** start of Record extracts **
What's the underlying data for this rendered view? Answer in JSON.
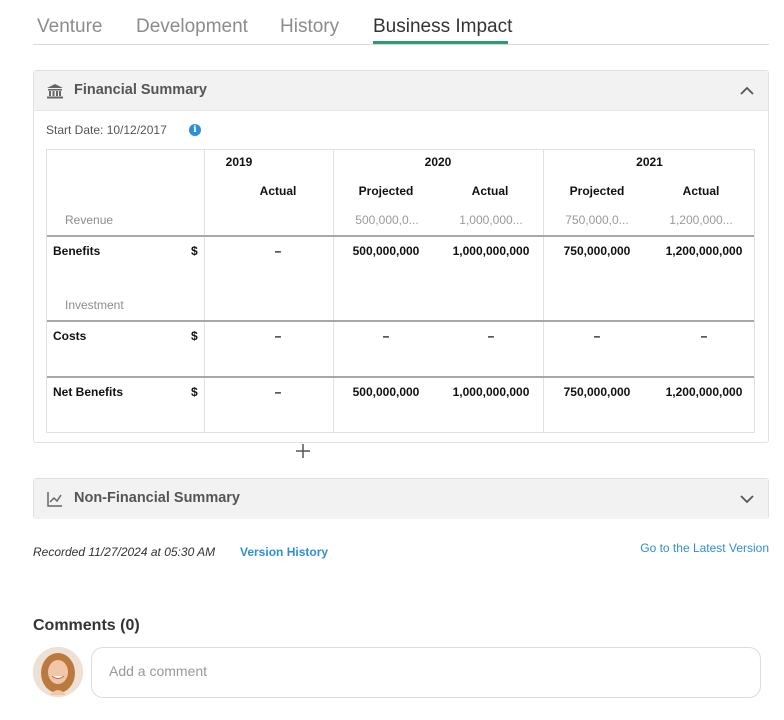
{
  "tabs": [
    {
      "label": "Venture"
    },
    {
      "label": "Development"
    },
    {
      "label": "History"
    },
    {
      "label": "Business Impact"
    }
  ],
  "active_tab": "Business Impact",
  "financial_summary": {
    "title": "Financial Summary",
    "icon": "bank-icon",
    "expanded": true,
    "start_date": "Start Date: 10/12/2017",
    "table": {
      "years": [
        "2019",
        "2020",
        "2021"
      ],
      "subheaders": [
        "Actual",
        "Projected",
        "Actual",
        "Projected",
        "Actual"
      ],
      "revenue_label": "Revenue",
      "revenue_values": [
        "500,000,0...",
        "1,000,000...",
        "750,000,0...",
        "1,200,000..."
      ],
      "rows": [
        {
          "label": "Benefits",
          "currency": "$",
          "values": [
            "–",
            "500,000,000",
            "1,000,000,000",
            "750,000,000",
            "1,200,000,000"
          ]
        },
        {
          "group_label": "Investment"
        },
        {
          "label": "Costs",
          "currency": "$",
          "values": [
            "–",
            "–",
            "–",
            "–",
            "–"
          ]
        },
        {
          "label": "Net Benefits",
          "currency": "$",
          "values": [
            "–",
            "500,000,000",
            "1,000,000,000",
            "750,000,000",
            "1,200,000,000"
          ]
        }
      ]
    }
  },
  "non_financial_summary": {
    "title": "Non-Financial Summary",
    "icon": "line-chart-icon",
    "expanded": false
  },
  "recorded_text": "Recorded 11/27/2024 at 05:30 AM",
  "version_history_label": "Version History",
  "latest_version_label": "Go to the Latest Version",
  "comments": {
    "title": "Comments (0)",
    "placeholder": "Add a comment"
  },
  "colors": {
    "accent_tab": "#2a9d6f",
    "link": "#2f8fd6",
    "panel_header_bg": "#f2f2f2"
  }
}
** end of Record extracts **
> _What this task involves_:
The records above are to be restated exactly, without their pictures.

> _Task result_:
What's the underlying data for this rendered view? Answer in JSON.
{
  "tabs": [
    {
      "label": "Venture"
    },
    {
      "label": "Development"
    },
    {
      "label": "History"
    },
    {
      "label": "Business Impact"
    }
  ],
  "active_tab": "Business Impact",
  "financial_summary": {
    "title": "Financial Summary",
    "icon": "bank-icon",
    "expanded": true,
    "start_date": "Start Date: 10/12/2017",
    "table": {
      "years": [
        "2019",
        "2020",
        "2021"
      ],
      "subheaders": [
        "Actual",
        "Projected",
        "Actual",
        "Projected",
        "Actual"
      ],
      "revenue_label": "Revenue",
      "revenue_values": [
        "500,000,0...",
        "1,000,000...",
        "750,000,0...",
        "1,200,000..."
      ],
      "rows": [
        {
          "label": "Benefits",
          "currency": "$",
          "values": [
            "–",
            "500,000,000",
            "1,000,000,000",
            "750,000,000",
            "1,200,000,000"
          ]
        },
        {
          "group_label": "Investment"
        },
        {
          "label": "Costs",
          "currency": "$",
          "values": [
            "–",
            "–",
            "–",
            "–",
            "–"
          ]
        },
        {
          "label": "Net Benefits",
          "currency": "$",
          "values": [
            "–",
            "500,000,000",
            "1,000,000,000",
            "750,000,000",
            "1,200,000,000"
          ]
        }
      ]
    }
  },
  "non_financial_summary": {
    "title": "Non-Financial Summary",
    "icon": "line-chart-icon",
    "expanded": false
  },
  "recorded_text": "Recorded 11/27/2024 at 05:30 AM",
  "version_history_label": "Version History",
  "latest_version_label": "Go to the Latest Version",
  "comments": {
    "title": "Comments (0)",
    "placeholder": "Add a comment"
  },
  "colors": {
    "accent_tab": "#2a9d6f",
    "link": "#2f8fd6",
    "panel_header_bg": "#f2f2f2"
  }
}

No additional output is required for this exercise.